• MATERIAL:
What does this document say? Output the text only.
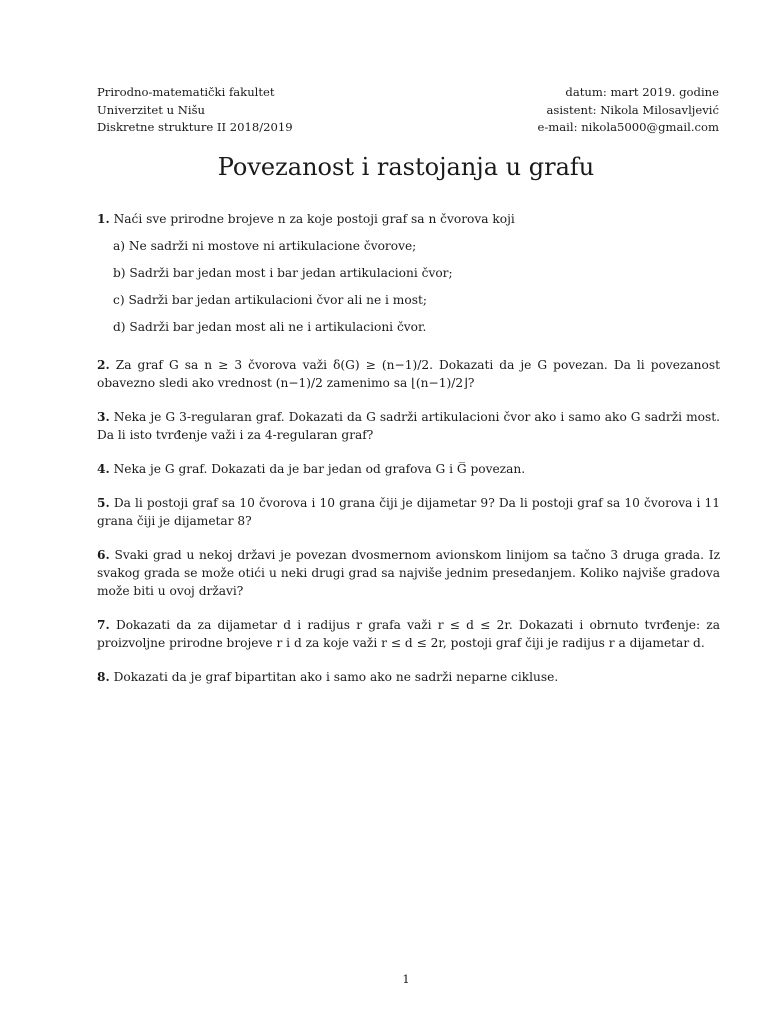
Prirodno-matematički fakultet
Univerzitet u Nišu
Diskretne strukture II 2018/2019
datum: mart 2019. godine
asistent: Nikola Milosavljević
e-mail: nikola5000@gmail.com
Povezanost i rastojanja u grafu

1. Naći sve prirodne brojeve n za koje postoji graf sa n čvorova koji

a) Ne sadrži ni mostove ni artikulacione čvorove;
b) Sadrži bar jedan most i bar jedan artikulacioni čvor;
c) Sadrži bar jedan artikulacioni čvor ali ne i most;
d) Sadrži bar jedan most ali ne i artikulacioni čvor.

2. Za graf G sa n ≥ 3 čvorova važi δ(G) ≥ (n−1)/2. Dokazati da je G povezan. Da li povezanost obavezno sledi ako vrednost (n−1)/2 zamenimo sa ⌊(n−1)/2⌋?

3. Neka je G 3-regularan graf. Dokazati da G sadrži artikulacioni čvor ako i samo ako G sadrži most. Da li isto tvrđenje važi i za 4-regularan graf?

4. Neka je G graf. Dokazati da je bar jedan od grafova G i G̅ povezan.

5. Da li postoji graf sa 10 čvorova i 10 grana čiji je dijametar 9? Da li postoji graf sa 10 čvorova i 11 grana čiji je dijametar 8?

6. Svaki grad u nekoj državi je povezan dvosmernom avionskom linijom sa tačno 3 druga grada. Iz svakog grada se može otići u neki drugi grad sa najviše jednim presedanjem. Koliko najviše gradova može biti u ovoj državi?

7. Dokazati da za dijametar d i radijus r grafa važi r ≤ d ≤ 2r. Dokazati i obrnuto tvrđenje: za proizvoljne prirodne brojeve r i d za koje važi r ≤ d ≤ 2r, postoji graf čiji je radijus r a dijametar d.

8. Dokazati da je graf bipartitan ako i samo ako ne sadrži neparne cikluse.

1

• TASK:
Each record must be quoted in full and exactly. Do not include the pictures.

• CORRECT OUTPUT:
What does this document say? Output the text only.
Prirodno-matematički fakultet
Univerzitet u Nišu
Diskretne strukture II 2018/2019
datum: mart 2019. godine
asistent: Nikola Milosavljević
e-mail: nikola5000@gmail.com
Povezanost i rastojanja u grafu

1. Naći sve prirodne brojeve n za koje postoji graf sa n čvorova koji

a) Ne sadrži ni mostove ni artikulacione čvorove;
b) Sadrži bar jedan most i bar jedan artikulacioni čvor;
c) Sadrži bar jedan artikulacioni čvor ali ne i most;
d) Sadrži bar jedan most ali ne i artikulacioni čvor.

2. Za graf G sa n ≥ 3 čvorova važi δ(G) ≥ (n−1)/2. Dokazati da je G povezan. Da li povezanost obavezno sledi ako vrednost (n−1)/2 zamenimo sa ⌊(n−1)/2⌋?

3. Neka je G 3-regularan graf. Dokazati da G sadrži artikulacioni čvor ako i samo ako G sadrži most. Da li isto tvrđenje važi i za 4-regularan graf?

4. Neka je G graf. Dokazati da je bar jedan od grafova G i G̅ povezan.

5. Da li postoji graf sa 10 čvorova i 10 grana čiji je dijametar 9? Da li postoji graf sa 10 čvorova i 11 grana čiji je dijametar 8?

6. Svaki grad u nekoj državi je povezan dvosmernom avionskom linijom sa tačno 3 druga grada. Iz svakog grada se može otići u neki drugi grad sa najviše jednim presedanjem. Koliko najviše gradova može biti u ovoj državi?

7. Dokazati da za dijametar d i radijus r grafa važi r ≤ d ≤ 2r. Dokazati i obrnuto tvrđenje: za proizvoljne prirodne brojeve r i d za koje važi r ≤ d ≤ 2r, postoji graf čiji je radijus r a dijametar d.

8. Dokazati da je graf bipartitan ako i samo ako ne sadrži neparne cikluse.

1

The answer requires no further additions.